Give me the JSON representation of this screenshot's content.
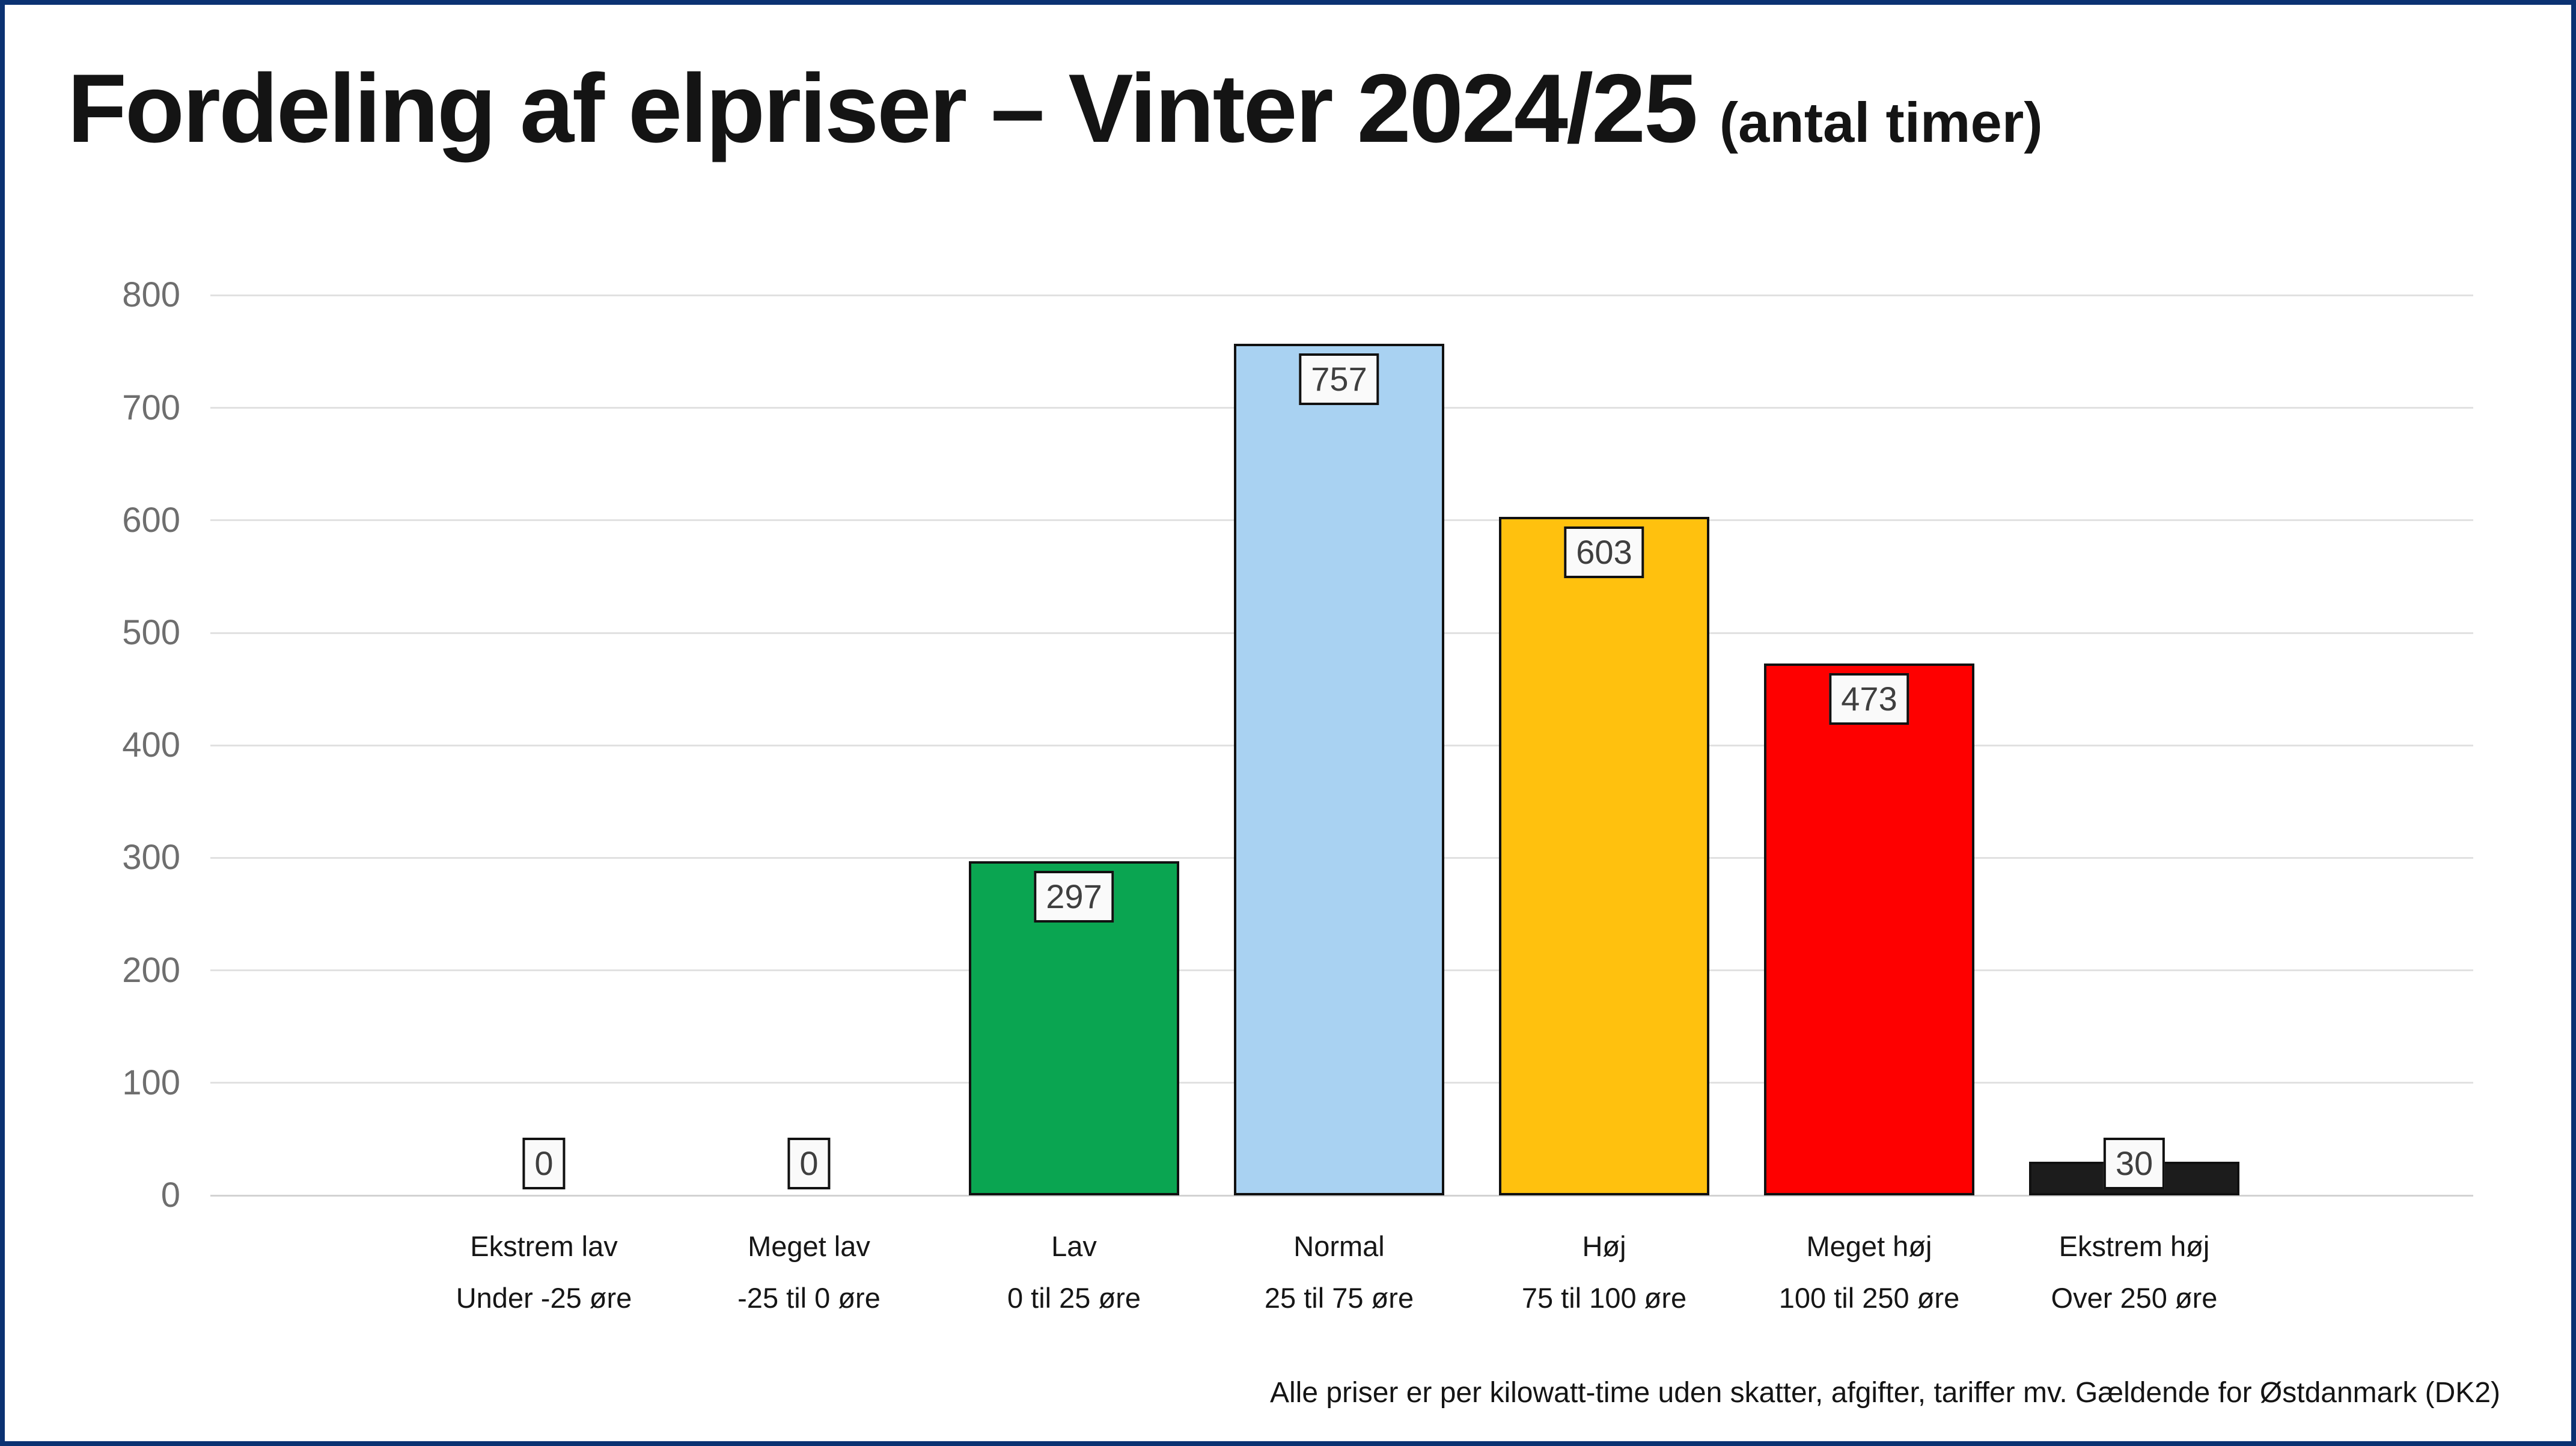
{
  "title": {
    "main": "Fordeling af elpriser – Vinter 2024/25",
    "suffix": "(antal timer)"
  },
  "footer": "Alle priser er per kilowatt-time uden skatter, afgifter, tariffer mv. Gældende for Østdanmark (DK2)",
  "colors": {
    "frame": "#0b3272",
    "grid": "#e1e1e1",
    "tick_text": "#6e6e6e",
    "text": "#1a1a1a",
    "value_text": "#3f3f3f",
    "label_box_bg": "#fafafa",
    "label_box_border": "#111111"
  },
  "chart_data": {
    "type": "bar",
    "title": "Fordeling af elpriser – Vinter 2024/25 (antal timer)",
    "categories": [
      "Ekstrem lav",
      "Meget lav",
      "Lav",
      "Normal",
      "Høj",
      "Meget høj",
      "Ekstrem høj"
    ],
    "category_sublabels": [
      "Under -25 øre",
      "-25 til 0 øre",
      "0 til 25 øre",
      "25 til 75 øre",
      "75 til 100 øre",
      "100 til 250 øre",
      "Over 250 øre"
    ],
    "values": [
      0,
      0,
      297,
      757,
      603,
      473,
      30
    ],
    "bar_colors": [
      null,
      null,
      "#0aa551",
      "#a9d2f2",
      "#ffc10e",
      "#fe0000",
      "#1c1c1c"
    ],
    "value_labels": [
      "0",
      "0",
      "297",
      "757",
      "603",
      "473",
      "30"
    ],
    "xlabel": "",
    "ylabel": "",
    "ylim": [
      0,
      800
    ],
    "yticks": [
      0,
      100,
      200,
      300,
      400,
      500,
      600,
      700,
      800
    ],
    "grid": true,
    "legend": false
  }
}
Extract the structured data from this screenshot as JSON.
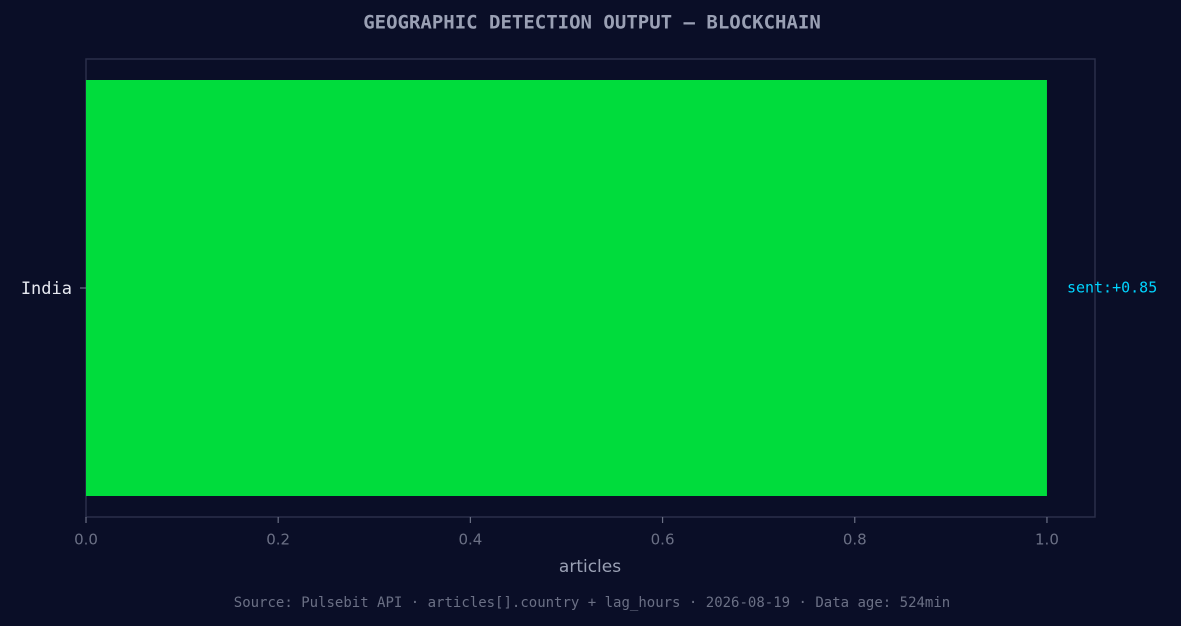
{
  "chart_data": {
    "type": "hbar",
    "title": "GEOGRAPHIC DETECTION OUTPUT — BLOCKCHAIN",
    "categories": [
      "India"
    ],
    "values": [
      1
    ],
    "bar_annotations": [
      "sent:+0.85"
    ],
    "color": "#00dc3c",
    "annotation_color": "#00d4ff",
    "xlabel": "articles",
    "xlim": [
      0,
      1.05
    ],
    "xticks": [
      {
        "value": 0,
        "label": "0.0"
      },
      0.2,
      0.4,
      0.6,
      0.8,
      {
        "value": 1,
        "label": "1.0"
      }
    ],
    "grid": false,
    "source": "Source: Pulsebit API · articles[].country + lag_hours · 2026-08-19 · Data age: 524min"
  }
}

= = =

» **Your goal**: Read the entries and pick out all lines that include the word "timer".

» **Solution to the problem**:
    "suffix": "(antal timer)"
    "title": "Fordeling af elpriser – Vinter 2024/25 (antal timer)",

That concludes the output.